# Given problem
Extract all lines in the data that contain the word "with".

# Provided records

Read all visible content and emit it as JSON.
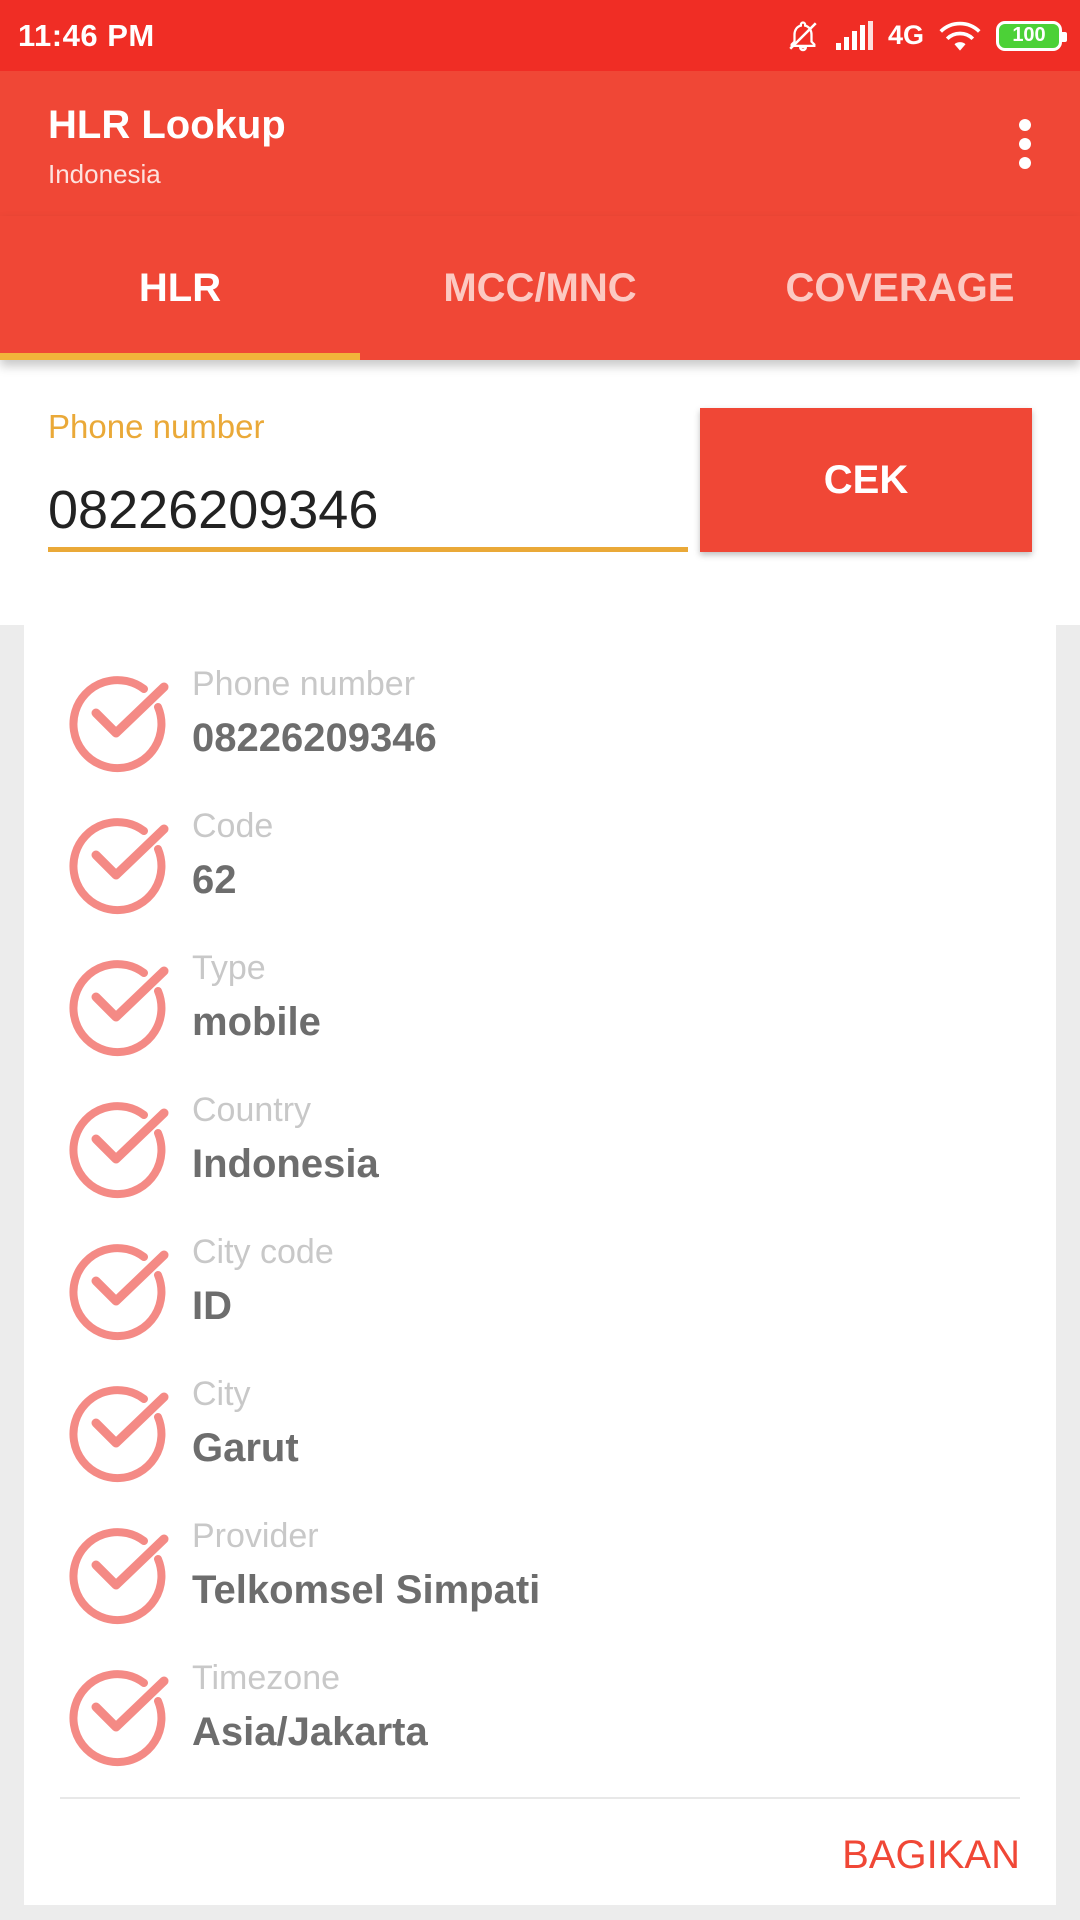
{
  "status_bar": {
    "time": "11:46 PM",
    "network": "4G",
    "battery": "100",
    "icons": [
      "bell-off-icon",
      "signal-icon",
      "wifi-icon",
      "battery-icon"
    ]
  },
  "app_bar": {
    "title": "HLR Lookup",
    "subtitle": "Indonesia",
    "menu_icon": "more-vert-icon"
  },
  "tabs": [
    {
      "label": "HLR",
      "active": true
    },
    {
      "label": "MCC/MNC",
      "active": false
    },
    {
      "label": "COVERAGE",
      "active": false
    }
  ],
  "form": {
    "label": "Phone number",
    "value": "08226209346",
    "button_label": "CEK"
  },
  "results": [
    {
      "label": "Phone number",
      "value": "08226209346"
    },
    {
      "label": "Code",
      "value": "62"
    },
    {
      "label": "Type",
      "value": "mobile"
    },
    {
      "label": "Country",
      "value": "Indonesia"
    },
    {
      "label": "City code",
      "value": "ID"
    },
    {
      "label": "City",
      "value": "Garut"
    },
    {
      "label": "Provider",
      "value": "Telkomsel Simpati"
    },
    {
      "label": "Timezone",
      "value": "Asia/Jakarta"
    }
  ],
  "share_label": "BAGIKAN",
  "colors": {
    "status_bar": "#f02d25",
    "primary": "#f04736",
    "accent": "#eaa938",
    "tab_indicator": "#f2b33b",
    "check_icon": "#f48a85"
  }
}
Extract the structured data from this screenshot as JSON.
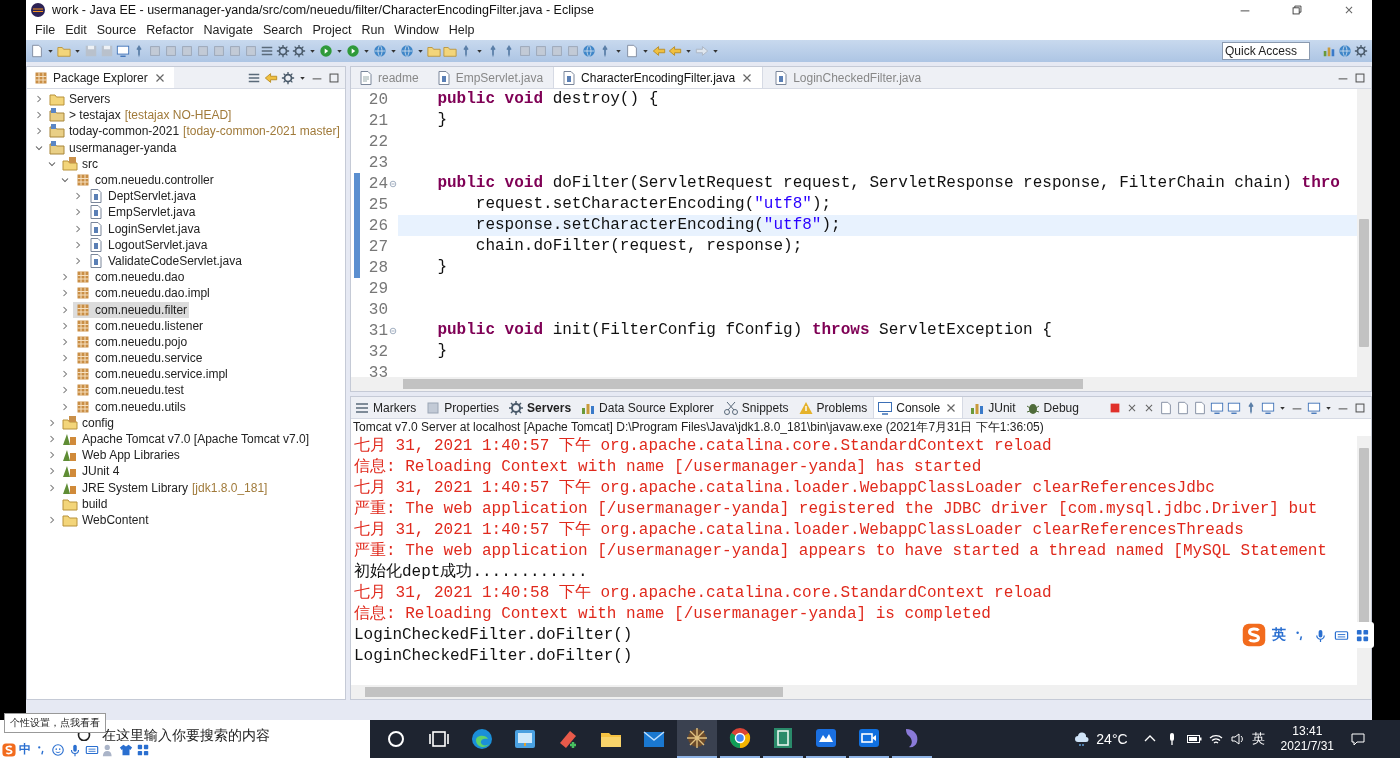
{
  "window": {
    "title": "work - Java EE - usermanager-yanda/src/com/neuedu/filter/CharacterEncodingFilter.java - Eclipse"
  },
  "menu": [
    "File",
    "Edit",
    "Source",
    "Refactor",
    "Navigate",
    "Search",
    "Project",
    "Run",
    "Window",
    "Help"
  ],
  "quick_access": {
    "placeholder": "Quick Access"
  },
  "package_explorer": {
    "title": "Package Explorer",
    "tree": [
      {
        "label": "Servers",
        "kind": "folder",
        "expanded": false,
        "selected": false
      },
      {
        "label": "> testajax",
        "note": "[testajax NO-HEAD]",
        "kind": "project",
        "expanded": false,
        "selected": false
      },
      {
        "label": "today-common-2021",
        "note": "[today-common-2021 master]",
        "kind": "project",
        "expanded": false,
        "selected": false
      },
      {
        "label": "usermanager-yanda",
        "kind": "project",
        "expanded": true,
        "selected": false,
        "children": [
          {
            "label": "src",
            "kind": "source",
            "expanded": true,
            "selected": false,
            "children": [
              {
                "label": "com.neuedu.controller",
                "kind": "package",
                "expanded": true,
                "selected": false,
                "children": [
                  {
                    "label": "DeptServlet.java",
                    "kind": "java",
                    "expanded": false,
                    "selected": false
                  },
                  {
                    "label": "EmpServlet.java",
                    "kind": "java",
                    "expanded": false,
                    "selected": false
                  },
                  {
                    "label": "LoginServlet.java",
                    "kind": "java",
                    "expanded": false,
                    "selected": false
                  },
                  {
                    "label": "LogoutServlet.java",
                    "kind": "java",
                    "expanded": false,
                    "selected": false
                  },
                  {
                    "label": "ValidateCodeServlet.java",
                    "kind": "java",
                    "expanded": false,
                    "selected": false
                  }
                ]
              },
              {
                "label": "com.neuedu.dao",
                "kind": "package",
                "expanded": false,
                "selected": false
              },
              {
                "label": "com.neuedu.dao.impl",
                "kind": "package",
                "expanded": false,
                "selected": false
              },
              {
                "label": "com.neuedu.filter",
                "kind": "package",
                "expanded": false,
                "selected": true
              },
              {
                "label": "com.neuedu.listener",
                "kind": "package",
                "expanded": false,
                "selected": false
              },
              {
                "label": "com.neuedu.pojo",
                "kind": "package",
                "expanded": false,
                "selected": false
              },
              {
                "label": "com.neuedu.service",
                "kind": "package",
                "expanded": false,
                "selected": false
              },
              {
                "label": "com.neuedu.service.impl",
                "kind": "package",
                "expanded": false,
                "selected": false
              },
              {
                "label": "com.neuedu.test",
                "kind": "package",
                "expanded": false,
                "selected": false
              },
              {
                "label": "com.neuedu.utils",
                "kind": "package",
                "expanded": false,
                "selected": false
              }
            ]
          },
          {
            "label": "config",
            "kind": "source",
            "expanded": false,
            "selected": false
          },
          {
            "label": "Apache Tomcat v7.0 [Apache Tomcat v7.0]",
            "kind": "library",
            "expanded": false,
            "selected": false
          },
          {
            "label": "Web App Libraries",
            "kind": "library",
            "expanded": false,
            "selected": false
          },
          {
            "label": "JUnit 4",
            "kind": "library",
            "expanded": false,
            "selected": false
          },
          {
            "label": "JRE System Library",
            "note": "[jdk1.8.0_181]",
            "kind": "library",
            "expanded": false,
            "selected": false
          },
          {
            "label": "build",
            "kind": "folder",
            "selected": false
          },
          {
            "label": "WebContent",
            "kind": "folder",
            "expanded": false,
            "selected": false
          }
        ]
      }
    ]
  },
  "editor": {
    "tabs": [
      {
        "label": "readme",
        "kind": "text",
        "selected": false
      },
      {
        "label": "EmpServlet.java",
        "kind": "java",
        "selected": false
      },
      {
        "label": "CharacterEncodingFilter.java",
        "kind": "java",
        "selected": true
      },
      {
        "label": "LoginCheckedFilter.java",
        "kind": "java",
        "selected": false
      }
    ],
    "lines": [
      {
        "number": "20",
        "current": false,
        "foldable": false,
        "range": false,
        "tokens": [
          {
            "kind": "keyword",
            "text": "    public void"
          },
          {
            "kind": "plain",
            "text": " destroy() {"
          }
        ]
      },
      {
        "number": "21",
        "current": false,
        "foldable": false,
        "range": false,
        "tokens": [
          {
            "kind": "plain",
            "text": "    }"
          }
        ]
      },
      {
        "number": "22",
        "current": false,
        "foldable": false,
        "range": false
      },
      {
        "number": "23",
        "current": false,
        "foldable": false,
        "range": false
      },
      {
        "number": "24",
        "current": false,
        "foldable": true,
        "range": true,
        "tokens": [
          {
            "kind": "keyword",
            "text": "    public void"
          },
          {
            "kind": "plain",
            "text": " doFilter(ServletRequest request, ServletResponse response, FilterChain chain) "
          },
          {
            "kind": "keyword",
            "text": "thro"
          }
        ]
      },
      {
        "number": "25",
        "current": false,
        "foldable": false,
        "range": true,
        "tokens": [
          {
            "kind": "plain",
            "text": "        request.setCharacterEncoding("
          },
          {
            "kind": "string",
            "text": "\"utf8\""
          },
          {
            "kind": "plain",
            "text": ");"
          }
        ]
      },
      {
        "number": "26",
        "current": true,
        "foldable": false,
        "range": true,
        "tokens": [
          {
            "kind": "plain",
            "text": "        response.setCharacterEncoding("
          },
          {
            "kind": "string",
            "text": "\"utf8\""
          },
          {
            "kind": "plain",
            "text": ");"
          }
        ]
      },
      {
        "number": "27",
        "current": false,
        "foldable": false,
        "range": true,
        "tokens": [
          {
            "kind": "plain",
            "text": "        chain.doFilter(request, response);"
          }
        ]
      },
      {
        "number": "28",
        "current": false,
        "foldable": false,
        "range": true,
        "tokens": [
          {
            "kind": "plain",
            "text": "    }"
          }
        ]
      },
      {
        "number": "29",
        "current": false,
        "foldable": false,
        "range": false
      },
      {
        "number": "30",
        "current": false,
        "foldable": false,
        "range": false
      },
      {
        "number": "31",
        "current": false,
        "foldable": true,
        "range": false,
        "tokens": [
          {
            "kind": "keyword",
            "text": "    public void"
          },
          {
            "kind": "plain",
            "text": " init(FilterConfig fConfig) "
          },
          {
            "kind": "keyword",
            "text": "throws"
          },
          {
            "kind": "plain",
            "text": " ServletException {"
          }
        ]
      },
      {
        "number": "32",
        "current": false,
        "foldable": false,
        "range": false,
        "tokens": [
          {
            "kind": "plain",
            "text": "    }"
          }
        ]
      },
      {
        "number": "33",
        "current": false,
        "foldable": false,
        "range": false
      }
    ]
  },
  "bottom_panel": {
    "tabs": [
      {
        "label": "Markers",
        "kind": "markers",
        "selected": false,
        "emphasized": false
      },
      {
        "label": "Properties",
        "kind": "properties",
        "selected": false,
        "emphasized": false
      },
      {
        "label": "Servers",
        "kind": "servers",
        "selected": false,
        "emphasized": true
      },
      {
        "label": "Data Source Explorer",
        "kind": "datasource",
        "selected": false,
        "emphasized": false
      },
      {
        "label": "Snippets",
        "kind": "snippets",
        "selected": false,
        "emphasized": false
      },
      {
        "label": "Problems",
        "kind": "problems",
        "selected": false,
        "emphasized": false
      },
      {
        "label": "Console",
        "kind": "console",
        "selected": true,
        "emphasized": false
      },
      {
        "label": "JUnit",
        "kind": "junit",
        "selected": false,
        "emphasized": false
      },
      {
        "label": "Debug",
        "kind": "debug",
        "selected": false,
        "emphasized": false
      }
    ],
    "console_description": "Tomcat v7.0 Server at localhost [Apache Tomcat] D:\\Program Files\\Java\\jdk1.8.0_181\\bin\\javaw.exe (2021年7月31日 下午1:36:05)",
    "console_lines": [
      {
        "kind": "err",
        "text": "七月 31, 2021 1:40:57 下午 org.apache.catalina.core.StandardContext reload"
      },
      {
        "kind": "err",
        "text": "信息: Reloading Context with name [/usermanager-yanda] has started"
      },
      {
        "kind": "err",
        "text": "七月 31, 2021 1:40:57 下午 org.apache.catalina.loader.WebappClassLoader clearReferencesJdbc"
      },
      {
        "kind": "err",
        "text": "严重: The web application [/usermanager-yanda] registered the JDBC driver [com.mysql.jdbc.Driver] but"
      },
      {
        "kind": "err",
        "text": "七月 31, 2021 1:40:57 下午 org.apache.catalina.loader.WebappClassLoader clearReferencesThreads"
      },
      {
        "kind": "err",
        "text": "严重: The web application [/usermanager-yanda] appears to have started a thread named [MySQL Statement"
      },
      {
        "kind": "out",
        "text": "初始化dept成功............"
      },
      {
        "kind": "err",
        "text": "七月 31, 2021 1:40:58 下午 org.apache.catalina.core.StandardContext reload"
      },
      {
        "kind": "err",
        "text": "信息: Reloading Context with name [/usermanager-yanda] is completed"
      },
      {
        "kind": "out",
        "text": "LoginCheckedFilter.doFilter()"
      },
      {
        "kind": "out",
        "text": "LoginCheckedFilter.doFilter()"
      }
    ]
  },
  "ime_toolbar": {
    "mode": "英"
  },
  "taskbar": {
    "tooltip": "个性设置，点我看看",
    "sogou_mode": "中",
    "search": {
      "placeholder": "在这里输入你要搜索的内容"
    },
    "apps": [
      {
        "kind": "cortana",
        "active": false,
        "running": false
      },
      {
        "kind": "taskview",
        "active": false,
        "running": false
      },
      {
        "kind": "browser",
        "active": false,
        "running": false
      },
      {
        "kind": "tool",
        "active": false,
        "running": false
      },
      {
        "kind": "eraser",
        "active": false,
        "running": false
      },
      {
        "kind": "folder",
        "active": false,
        "running": false
      },
      {
        "kind": "mail",
        "active": false,
        "running": false
      },
      {
        "kind": "ide",
        "active": true,
        "running": true
      },
      {
        "kind": "chrome",
        "active": false,
        "running": true
      },
      {
        "kind": "notebook",
        "active": false,
        "running": true
      },
      {
        "kind": "meeting",
        "active": false,
        "running": true
      },
      {
        "kind": "video",
        "active": false,
        "running": true
      },
      {
        "kind": "dolphin",
        "active": false,
        "running": true
      }
    ],
    "weather": "24°C",
    "language": "英",
    "time": "13:41",
    "date": "2021/7/31"
  }
}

# The reply
        "text": "信息: Reloading Context with name [/usermanager-yanda] has started"
        "text": "信息: Reloading Context with name [/usermanager-yanda] is completed"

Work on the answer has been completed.